→ **Written problem**
Your answer should be a single number: the count of lines containing the string "unit".

→ **Information provided**
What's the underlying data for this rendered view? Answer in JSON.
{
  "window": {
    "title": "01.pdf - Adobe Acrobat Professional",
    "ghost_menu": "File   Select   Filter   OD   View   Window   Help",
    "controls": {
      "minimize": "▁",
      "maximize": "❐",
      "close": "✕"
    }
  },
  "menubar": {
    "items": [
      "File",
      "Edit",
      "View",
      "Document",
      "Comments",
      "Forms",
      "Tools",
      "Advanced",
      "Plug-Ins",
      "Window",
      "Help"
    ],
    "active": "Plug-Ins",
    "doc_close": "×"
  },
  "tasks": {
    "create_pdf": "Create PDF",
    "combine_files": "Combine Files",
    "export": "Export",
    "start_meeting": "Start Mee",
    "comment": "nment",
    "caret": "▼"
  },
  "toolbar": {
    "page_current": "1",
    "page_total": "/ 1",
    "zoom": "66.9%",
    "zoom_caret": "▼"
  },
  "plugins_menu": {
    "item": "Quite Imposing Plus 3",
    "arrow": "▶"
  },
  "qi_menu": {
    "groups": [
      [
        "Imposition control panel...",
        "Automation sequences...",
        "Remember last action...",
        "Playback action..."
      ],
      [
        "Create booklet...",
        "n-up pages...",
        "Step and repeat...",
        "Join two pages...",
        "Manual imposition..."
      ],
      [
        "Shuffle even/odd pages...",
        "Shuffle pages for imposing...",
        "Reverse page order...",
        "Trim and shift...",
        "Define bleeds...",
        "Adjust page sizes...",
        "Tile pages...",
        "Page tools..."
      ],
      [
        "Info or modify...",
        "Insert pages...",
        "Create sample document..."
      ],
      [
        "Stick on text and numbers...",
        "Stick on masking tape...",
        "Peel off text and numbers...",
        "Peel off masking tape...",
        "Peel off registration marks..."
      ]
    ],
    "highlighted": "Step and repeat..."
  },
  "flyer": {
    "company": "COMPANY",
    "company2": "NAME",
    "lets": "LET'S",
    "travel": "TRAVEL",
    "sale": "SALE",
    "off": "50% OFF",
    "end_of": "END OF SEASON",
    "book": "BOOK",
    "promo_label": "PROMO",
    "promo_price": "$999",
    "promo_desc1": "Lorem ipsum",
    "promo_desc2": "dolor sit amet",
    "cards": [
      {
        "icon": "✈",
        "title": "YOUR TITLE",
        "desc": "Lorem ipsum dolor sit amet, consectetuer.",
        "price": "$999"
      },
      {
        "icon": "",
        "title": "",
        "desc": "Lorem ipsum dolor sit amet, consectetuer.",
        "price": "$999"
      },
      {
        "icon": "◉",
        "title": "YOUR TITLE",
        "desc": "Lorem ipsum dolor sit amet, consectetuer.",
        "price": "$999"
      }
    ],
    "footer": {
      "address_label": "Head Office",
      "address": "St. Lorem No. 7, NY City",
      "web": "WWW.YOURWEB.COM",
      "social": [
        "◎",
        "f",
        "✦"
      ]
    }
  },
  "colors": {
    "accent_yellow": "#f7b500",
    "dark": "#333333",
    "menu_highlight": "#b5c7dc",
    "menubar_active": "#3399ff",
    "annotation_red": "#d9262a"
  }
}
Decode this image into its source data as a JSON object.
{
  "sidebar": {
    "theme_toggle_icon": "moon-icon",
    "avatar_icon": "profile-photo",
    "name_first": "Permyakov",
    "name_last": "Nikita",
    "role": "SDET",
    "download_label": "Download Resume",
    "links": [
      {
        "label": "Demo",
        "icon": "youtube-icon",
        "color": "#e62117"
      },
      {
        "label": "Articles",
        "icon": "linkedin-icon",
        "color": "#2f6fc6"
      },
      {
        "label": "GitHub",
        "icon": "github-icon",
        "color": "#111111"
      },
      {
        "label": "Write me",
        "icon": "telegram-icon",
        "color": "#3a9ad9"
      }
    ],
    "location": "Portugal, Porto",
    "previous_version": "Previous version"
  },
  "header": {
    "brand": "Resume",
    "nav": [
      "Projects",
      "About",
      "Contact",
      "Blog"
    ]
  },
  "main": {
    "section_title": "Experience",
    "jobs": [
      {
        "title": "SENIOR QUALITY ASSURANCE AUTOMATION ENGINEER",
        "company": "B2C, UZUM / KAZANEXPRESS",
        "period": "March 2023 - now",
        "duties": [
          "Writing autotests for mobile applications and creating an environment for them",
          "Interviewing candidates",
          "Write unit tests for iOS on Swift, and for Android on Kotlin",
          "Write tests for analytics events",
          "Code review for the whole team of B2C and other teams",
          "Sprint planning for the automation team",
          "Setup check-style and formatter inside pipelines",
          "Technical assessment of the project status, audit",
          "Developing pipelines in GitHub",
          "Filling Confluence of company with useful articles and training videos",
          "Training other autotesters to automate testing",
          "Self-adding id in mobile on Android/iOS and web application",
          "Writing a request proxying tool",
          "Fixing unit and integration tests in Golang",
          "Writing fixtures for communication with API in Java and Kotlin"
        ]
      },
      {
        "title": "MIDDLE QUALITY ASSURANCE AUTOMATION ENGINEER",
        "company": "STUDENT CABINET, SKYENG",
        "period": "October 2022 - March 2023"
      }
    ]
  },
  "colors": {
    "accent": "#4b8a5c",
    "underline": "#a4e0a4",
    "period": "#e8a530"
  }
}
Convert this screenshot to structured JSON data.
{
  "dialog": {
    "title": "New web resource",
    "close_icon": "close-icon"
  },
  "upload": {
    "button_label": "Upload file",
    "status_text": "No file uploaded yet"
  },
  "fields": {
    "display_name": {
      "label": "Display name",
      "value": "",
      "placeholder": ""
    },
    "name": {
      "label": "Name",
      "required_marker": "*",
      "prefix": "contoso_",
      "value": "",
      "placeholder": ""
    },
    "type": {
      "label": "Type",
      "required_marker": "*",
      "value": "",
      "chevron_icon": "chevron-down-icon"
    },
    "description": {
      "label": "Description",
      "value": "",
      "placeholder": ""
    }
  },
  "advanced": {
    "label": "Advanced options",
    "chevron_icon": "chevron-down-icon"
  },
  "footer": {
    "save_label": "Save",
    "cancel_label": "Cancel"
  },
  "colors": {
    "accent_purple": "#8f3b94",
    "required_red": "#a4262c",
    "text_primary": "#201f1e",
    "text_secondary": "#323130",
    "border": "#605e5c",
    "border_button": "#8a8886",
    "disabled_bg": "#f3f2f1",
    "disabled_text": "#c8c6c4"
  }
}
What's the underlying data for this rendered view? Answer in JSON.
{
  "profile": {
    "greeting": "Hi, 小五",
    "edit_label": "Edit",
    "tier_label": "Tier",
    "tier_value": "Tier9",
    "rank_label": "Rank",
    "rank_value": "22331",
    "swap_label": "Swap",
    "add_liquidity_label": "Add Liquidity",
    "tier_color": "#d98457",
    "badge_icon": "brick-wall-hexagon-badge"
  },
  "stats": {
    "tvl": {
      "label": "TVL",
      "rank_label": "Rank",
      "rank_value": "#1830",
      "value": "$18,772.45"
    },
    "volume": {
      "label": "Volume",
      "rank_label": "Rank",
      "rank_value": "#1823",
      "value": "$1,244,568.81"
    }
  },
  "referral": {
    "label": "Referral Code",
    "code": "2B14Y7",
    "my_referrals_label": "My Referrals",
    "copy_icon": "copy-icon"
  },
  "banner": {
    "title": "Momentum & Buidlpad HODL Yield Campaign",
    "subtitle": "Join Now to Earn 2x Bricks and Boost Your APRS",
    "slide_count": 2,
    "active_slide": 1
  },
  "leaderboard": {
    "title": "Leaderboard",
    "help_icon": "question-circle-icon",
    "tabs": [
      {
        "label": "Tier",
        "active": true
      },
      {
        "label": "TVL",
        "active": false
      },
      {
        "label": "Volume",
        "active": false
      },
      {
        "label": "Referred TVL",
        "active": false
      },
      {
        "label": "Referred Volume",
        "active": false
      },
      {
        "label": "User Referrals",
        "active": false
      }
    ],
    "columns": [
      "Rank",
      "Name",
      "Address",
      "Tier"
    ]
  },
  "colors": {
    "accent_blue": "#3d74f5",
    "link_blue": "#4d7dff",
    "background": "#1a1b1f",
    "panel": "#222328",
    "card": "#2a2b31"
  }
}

→ **The completed task**
2